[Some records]
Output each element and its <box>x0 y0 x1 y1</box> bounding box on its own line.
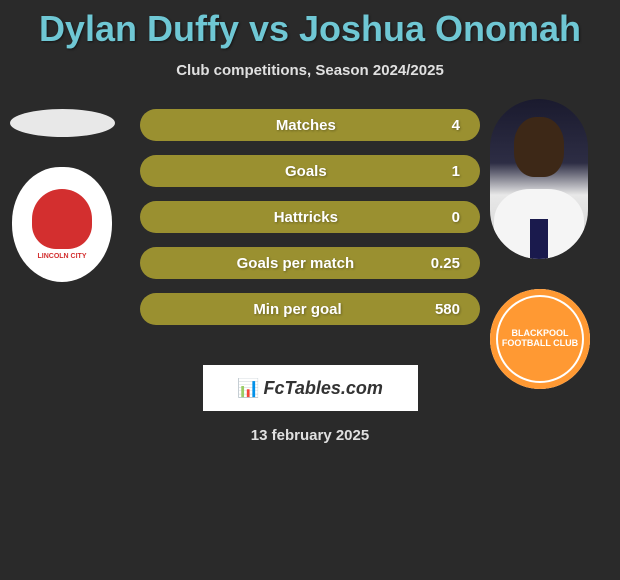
stat-row-matches: Matches 4 <box>140 109 480 141</box>
player-head-shape <box>514 117 564 177</box>
stat-label: Goals per match <box>160 255 431 272</box>
club-name-right: BLACKPOOL FOOTBALL CLUB <box>490 329 590 349</box>
club-logo-left: LINCOLN CITY <box>12 167 112 282</box>
stat-row-min-per-goal: Min per goal 580 <box>140 293 480 325</box>
jersey-stripe <box>530 219 548 259</box>
club-logo-right: BLACKPOOL FOOTBALL CLUB <box>490 289 590 389</box>
player-left-column: LINCOLN CITY <box>10 109 115 282</box>
stat-value: 580 <box>435 301 460 318</box>
stat-value: 0.25 <box>431 255 460 272</box>
stat-row-goals-per-match: Goals per match 0.25 <box>140 247 480 279</box>
stat-row-goals: Goals 1 <box>140 155 480 187</box>
stat-row-hattricks: Hattricks 0 <box>140 201 480 233</box>
stat-label: Matches <box>160 117 452 134</box>
comparison-content: LINCOLN CITY BLACKPOOL FOOTBALL CLUB Mat… <box>0 109 620 325</box>
club-name-left: LINCOLN CITY <box>38 253 87 260</box>
stat-label: Min per goal <box>160 301 435 318</box>
watermark: 📊 FcTables.com <box>203 365 418 411</box>
date-text: 13 february 2025 <box>0 427 620 444</box>
stat-label: Hattricks <box>160 209 452 226</box>
stat-value: 0 <box>452 209 460 226</box>
player-body-shape <box>494 189 584 259</box>
stat-value: 4 <box>452 117 460 134</box>
subtitle: Club competitions, Season 2024/2025 <box>0 62 620 79</box>
player-right-photo <box>490 99 588 259</box>
page-title: Dylan Duffy vs Joshua Onomah <box>0 0 620 50</box>
stats-container: Matches 4 Goals 1 Hattricks 0 Goals per … <box>140 109 480 325</box>
watermark-text: FcTables.com <box>264 378 383 399</box>
club-emblem-left <box>32 189 92 249</box>
chart-icon: 📊 <box>237 378 259 399</box>
stat-value: 1 <box>452 163 460 180</box>
player-left-placeholder <box>10 109 115 137</box>
stat-label: Goals <box>160 163 452 180</box>
player-right-column: BLACKPOOL FOOTBALL CLUB <box>490 99 590 389</box>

PROBLEM DESCRIPTION:
Switch "Min per goal" to "Minutes per goal" throughout these lines and keep everything else unchanged. Leave the picture out of your answer.

RESULT OF THIS TASK:
Output each element and its <box>x0 y0 x1 y1</box> bounding box on its own line.
stat-row-matches: Matches 4 <box>140 109 480 141</box>
player-head-shape <box>514 117 564 177</box>
stat-label: Goals per match <box>160 255 431 272</box>
club-name-right: BLACKPOOL FOOTBALL CLUB <box>490 329 590 349</box>
club-logo-left: LINCOLN CITY <box>12 167 112 282</box>
stat-row-min-per-goal: Minutes per goal 580 <box>140 293 480 325</box>
jersey-stripe <box>530 219 548 259</box>
club-logo-right: BLACKPOOL FOOTBALL CLUB <box>490 289 590 389</box>
player-left-column: LINCOLN CITY <box>10 109 115 282</box>
stat-value: 580 <box>435 301 460 318</box>
stat-value: 0.25 <box>431 255 460 272</box>
stat-row-goals-per-match: Goals per match 0.25 <box>140 247 480 279</box>
stat-row-goals: Goals 1 <box>140 155 480 187</box>
stat-row-hattricks: Hattricks 0 <box>140 201 480 233</box>
stat-label: Matches <box>160 117 452 134</box>
comparison-content: LINCOLN CITY BLACKPOOL FOOTBALL CLUB Mat… <box>0 109 620 325</box>
club-name-left: LINCOLN CITY <box>38 253 87 260</box>
stat-label: Minutes per goal <box>160 301 435 318</box>
watermark: 📊 FcTables.com <box>203 365 418 411</box>
date-text: 13 february 2025 <box>0 427 620 444</box>
stat-label: Hattricks <box>160 209 452 226</box>
stat-value: 0 <box>452 209 460 226</box>
player-body-shape <box>494 189 584 259</box>
stat-value: 4 <box>452 117 460 134</box>
subtitle: Club competitions, Season 2024/2025 <box>0 62 620 79</box>
player-right-photo <box>490 99 588 259</box>
page-title: Dylan Duffy vs Joshua Onomah <box>0 0 620 50</box>
stats-container: Matches 4 Goals 1 Hattricks 0 Goals per … <box>140 109 480 325</box>
watermark-text: FcTables.com <box>264 378 383 399</box>
club-emblem-left <box>32 189 92 249</box>
chart-icon: 📊 <box>237 378 259 399</box>
stat-value: 1 <box>452 163 460 180</box>
player-left-placeholder <box>10 109 115 137</box>
stat-label: Goals <box>160 163 452 180</box>
player-right-column: BLACKPOOL FOOTBALL CLUB <box>490 99 590 389</box>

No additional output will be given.